■ **What to do**
In the records below, pick out all lines containing the word "right".

■ **Data records**
** start **

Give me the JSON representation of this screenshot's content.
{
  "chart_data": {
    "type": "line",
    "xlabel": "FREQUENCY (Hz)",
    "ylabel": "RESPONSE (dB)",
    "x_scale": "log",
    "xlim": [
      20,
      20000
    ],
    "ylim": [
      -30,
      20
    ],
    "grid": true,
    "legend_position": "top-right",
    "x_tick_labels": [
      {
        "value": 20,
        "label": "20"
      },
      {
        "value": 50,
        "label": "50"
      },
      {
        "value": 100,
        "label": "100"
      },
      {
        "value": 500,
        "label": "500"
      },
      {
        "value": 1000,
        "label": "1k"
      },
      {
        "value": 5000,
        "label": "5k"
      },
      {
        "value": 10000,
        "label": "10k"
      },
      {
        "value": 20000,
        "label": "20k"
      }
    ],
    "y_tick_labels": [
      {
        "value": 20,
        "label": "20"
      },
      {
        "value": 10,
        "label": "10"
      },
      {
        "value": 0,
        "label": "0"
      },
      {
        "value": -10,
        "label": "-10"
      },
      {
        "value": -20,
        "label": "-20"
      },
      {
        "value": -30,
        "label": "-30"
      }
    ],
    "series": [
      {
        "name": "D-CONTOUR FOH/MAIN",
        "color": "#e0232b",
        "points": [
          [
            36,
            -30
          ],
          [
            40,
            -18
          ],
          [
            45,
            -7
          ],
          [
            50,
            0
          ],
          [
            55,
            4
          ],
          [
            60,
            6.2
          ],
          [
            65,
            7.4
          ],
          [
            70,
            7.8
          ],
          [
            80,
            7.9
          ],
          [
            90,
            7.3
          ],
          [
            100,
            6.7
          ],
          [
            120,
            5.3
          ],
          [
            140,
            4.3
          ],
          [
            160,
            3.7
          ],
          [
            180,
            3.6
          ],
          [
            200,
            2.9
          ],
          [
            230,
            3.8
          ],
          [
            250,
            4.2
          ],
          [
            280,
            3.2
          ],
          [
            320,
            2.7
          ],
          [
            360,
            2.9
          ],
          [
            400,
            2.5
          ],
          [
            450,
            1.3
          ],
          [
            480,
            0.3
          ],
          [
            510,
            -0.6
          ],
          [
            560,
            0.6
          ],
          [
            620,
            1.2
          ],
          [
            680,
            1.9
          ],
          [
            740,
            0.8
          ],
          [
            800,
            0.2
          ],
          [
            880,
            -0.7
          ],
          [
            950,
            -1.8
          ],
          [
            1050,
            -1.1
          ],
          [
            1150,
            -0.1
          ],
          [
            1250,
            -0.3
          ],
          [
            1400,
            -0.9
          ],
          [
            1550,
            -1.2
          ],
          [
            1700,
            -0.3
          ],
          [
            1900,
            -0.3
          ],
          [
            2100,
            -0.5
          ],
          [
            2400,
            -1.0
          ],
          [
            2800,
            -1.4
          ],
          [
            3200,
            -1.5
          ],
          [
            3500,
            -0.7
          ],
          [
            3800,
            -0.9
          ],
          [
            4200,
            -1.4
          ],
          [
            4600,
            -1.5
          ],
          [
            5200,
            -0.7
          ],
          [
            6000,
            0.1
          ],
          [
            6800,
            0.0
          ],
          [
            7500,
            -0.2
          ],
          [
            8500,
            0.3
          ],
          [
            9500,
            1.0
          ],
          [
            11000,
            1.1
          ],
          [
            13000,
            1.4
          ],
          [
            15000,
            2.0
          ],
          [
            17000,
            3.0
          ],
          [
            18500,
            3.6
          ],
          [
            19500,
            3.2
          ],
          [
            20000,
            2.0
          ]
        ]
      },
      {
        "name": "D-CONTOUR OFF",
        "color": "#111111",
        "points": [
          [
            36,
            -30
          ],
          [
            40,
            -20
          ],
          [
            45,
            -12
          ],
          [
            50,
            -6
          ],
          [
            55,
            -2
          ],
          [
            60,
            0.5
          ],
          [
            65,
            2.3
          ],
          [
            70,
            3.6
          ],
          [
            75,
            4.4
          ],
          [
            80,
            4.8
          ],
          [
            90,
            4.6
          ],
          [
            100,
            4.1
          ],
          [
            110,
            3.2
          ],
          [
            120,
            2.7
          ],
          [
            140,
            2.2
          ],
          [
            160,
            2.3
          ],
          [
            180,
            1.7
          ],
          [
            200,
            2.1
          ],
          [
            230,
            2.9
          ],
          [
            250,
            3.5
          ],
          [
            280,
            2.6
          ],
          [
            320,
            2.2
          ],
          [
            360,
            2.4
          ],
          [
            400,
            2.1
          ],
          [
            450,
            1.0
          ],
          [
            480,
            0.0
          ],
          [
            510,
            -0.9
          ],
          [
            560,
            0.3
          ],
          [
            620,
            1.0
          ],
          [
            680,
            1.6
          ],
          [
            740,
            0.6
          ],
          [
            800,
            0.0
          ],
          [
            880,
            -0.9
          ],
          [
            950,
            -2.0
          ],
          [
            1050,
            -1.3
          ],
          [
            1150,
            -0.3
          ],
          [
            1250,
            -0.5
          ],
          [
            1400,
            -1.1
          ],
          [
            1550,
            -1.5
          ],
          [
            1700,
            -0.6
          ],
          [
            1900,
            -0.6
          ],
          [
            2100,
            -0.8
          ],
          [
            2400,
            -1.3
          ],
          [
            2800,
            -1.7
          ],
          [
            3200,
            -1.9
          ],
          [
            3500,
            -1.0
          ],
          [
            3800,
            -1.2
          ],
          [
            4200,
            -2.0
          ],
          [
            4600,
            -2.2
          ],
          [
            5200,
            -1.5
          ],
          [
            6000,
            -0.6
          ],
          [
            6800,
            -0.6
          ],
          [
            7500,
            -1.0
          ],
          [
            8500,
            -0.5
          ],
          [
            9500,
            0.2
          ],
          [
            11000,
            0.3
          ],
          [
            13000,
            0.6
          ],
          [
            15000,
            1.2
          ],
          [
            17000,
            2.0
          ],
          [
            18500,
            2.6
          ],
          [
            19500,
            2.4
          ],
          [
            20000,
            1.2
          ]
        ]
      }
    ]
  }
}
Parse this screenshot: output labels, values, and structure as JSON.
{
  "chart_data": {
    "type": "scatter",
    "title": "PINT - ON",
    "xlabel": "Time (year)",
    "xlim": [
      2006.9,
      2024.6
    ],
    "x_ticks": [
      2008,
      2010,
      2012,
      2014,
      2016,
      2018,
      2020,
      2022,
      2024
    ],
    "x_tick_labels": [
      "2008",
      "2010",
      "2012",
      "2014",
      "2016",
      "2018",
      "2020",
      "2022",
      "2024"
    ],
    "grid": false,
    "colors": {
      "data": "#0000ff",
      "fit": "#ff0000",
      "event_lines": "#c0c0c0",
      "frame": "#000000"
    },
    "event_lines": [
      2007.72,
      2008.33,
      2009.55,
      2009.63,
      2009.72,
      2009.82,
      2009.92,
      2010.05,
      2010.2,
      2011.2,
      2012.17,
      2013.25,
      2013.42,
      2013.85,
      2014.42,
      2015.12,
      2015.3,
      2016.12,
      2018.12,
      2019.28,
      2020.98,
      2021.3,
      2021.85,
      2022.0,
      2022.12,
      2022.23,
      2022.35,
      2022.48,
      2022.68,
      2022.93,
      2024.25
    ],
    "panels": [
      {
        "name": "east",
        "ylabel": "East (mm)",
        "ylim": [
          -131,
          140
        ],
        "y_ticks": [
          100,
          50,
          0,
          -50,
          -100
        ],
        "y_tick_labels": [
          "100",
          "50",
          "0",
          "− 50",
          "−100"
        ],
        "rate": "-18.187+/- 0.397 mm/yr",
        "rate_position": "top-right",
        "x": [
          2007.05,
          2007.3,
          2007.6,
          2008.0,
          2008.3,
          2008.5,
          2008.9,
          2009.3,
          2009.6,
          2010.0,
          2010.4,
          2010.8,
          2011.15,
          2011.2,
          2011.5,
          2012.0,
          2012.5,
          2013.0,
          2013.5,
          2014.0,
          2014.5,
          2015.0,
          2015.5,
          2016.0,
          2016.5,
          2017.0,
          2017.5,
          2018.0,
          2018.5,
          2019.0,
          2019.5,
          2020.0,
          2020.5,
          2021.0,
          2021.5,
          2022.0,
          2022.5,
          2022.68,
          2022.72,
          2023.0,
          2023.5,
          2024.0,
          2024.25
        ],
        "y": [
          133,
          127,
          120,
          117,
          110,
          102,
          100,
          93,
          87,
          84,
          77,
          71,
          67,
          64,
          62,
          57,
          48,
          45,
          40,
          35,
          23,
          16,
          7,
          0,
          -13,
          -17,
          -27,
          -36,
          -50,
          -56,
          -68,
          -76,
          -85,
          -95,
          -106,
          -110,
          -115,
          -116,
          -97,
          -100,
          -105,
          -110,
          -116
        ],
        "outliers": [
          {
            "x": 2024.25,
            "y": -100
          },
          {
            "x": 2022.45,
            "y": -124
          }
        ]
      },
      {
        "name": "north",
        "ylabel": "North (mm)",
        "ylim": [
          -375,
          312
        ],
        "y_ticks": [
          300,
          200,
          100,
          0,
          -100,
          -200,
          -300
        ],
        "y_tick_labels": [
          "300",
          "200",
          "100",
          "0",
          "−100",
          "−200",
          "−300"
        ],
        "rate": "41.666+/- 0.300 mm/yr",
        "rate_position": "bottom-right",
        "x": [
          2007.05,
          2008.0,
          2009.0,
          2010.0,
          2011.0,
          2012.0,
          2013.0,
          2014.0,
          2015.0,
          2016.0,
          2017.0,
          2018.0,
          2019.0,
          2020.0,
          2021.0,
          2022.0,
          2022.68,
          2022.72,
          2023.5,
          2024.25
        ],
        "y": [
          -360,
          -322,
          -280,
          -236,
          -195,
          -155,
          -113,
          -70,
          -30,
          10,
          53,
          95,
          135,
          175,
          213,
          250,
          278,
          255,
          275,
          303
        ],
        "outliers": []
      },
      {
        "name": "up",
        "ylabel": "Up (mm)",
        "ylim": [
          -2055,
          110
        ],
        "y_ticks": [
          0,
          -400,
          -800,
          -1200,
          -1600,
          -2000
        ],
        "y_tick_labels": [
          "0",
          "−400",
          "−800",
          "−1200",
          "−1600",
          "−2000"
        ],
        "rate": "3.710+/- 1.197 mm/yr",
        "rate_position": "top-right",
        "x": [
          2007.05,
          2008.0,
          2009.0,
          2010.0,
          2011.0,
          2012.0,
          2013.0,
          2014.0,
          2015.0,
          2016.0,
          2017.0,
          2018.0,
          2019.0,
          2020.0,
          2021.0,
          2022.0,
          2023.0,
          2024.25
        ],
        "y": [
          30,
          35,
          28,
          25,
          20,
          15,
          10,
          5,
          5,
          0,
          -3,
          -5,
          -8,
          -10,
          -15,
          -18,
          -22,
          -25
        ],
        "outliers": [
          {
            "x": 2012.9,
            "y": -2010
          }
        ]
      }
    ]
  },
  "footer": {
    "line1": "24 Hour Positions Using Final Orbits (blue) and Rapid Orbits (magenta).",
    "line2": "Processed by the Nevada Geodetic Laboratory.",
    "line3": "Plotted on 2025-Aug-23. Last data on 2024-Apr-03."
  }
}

** end **

■ **Correct answer**
    "legend_position": "top-right",
        "rate_position": "top-right",
        "rate_position": "bottom-right",
        "rate_position": "top-right",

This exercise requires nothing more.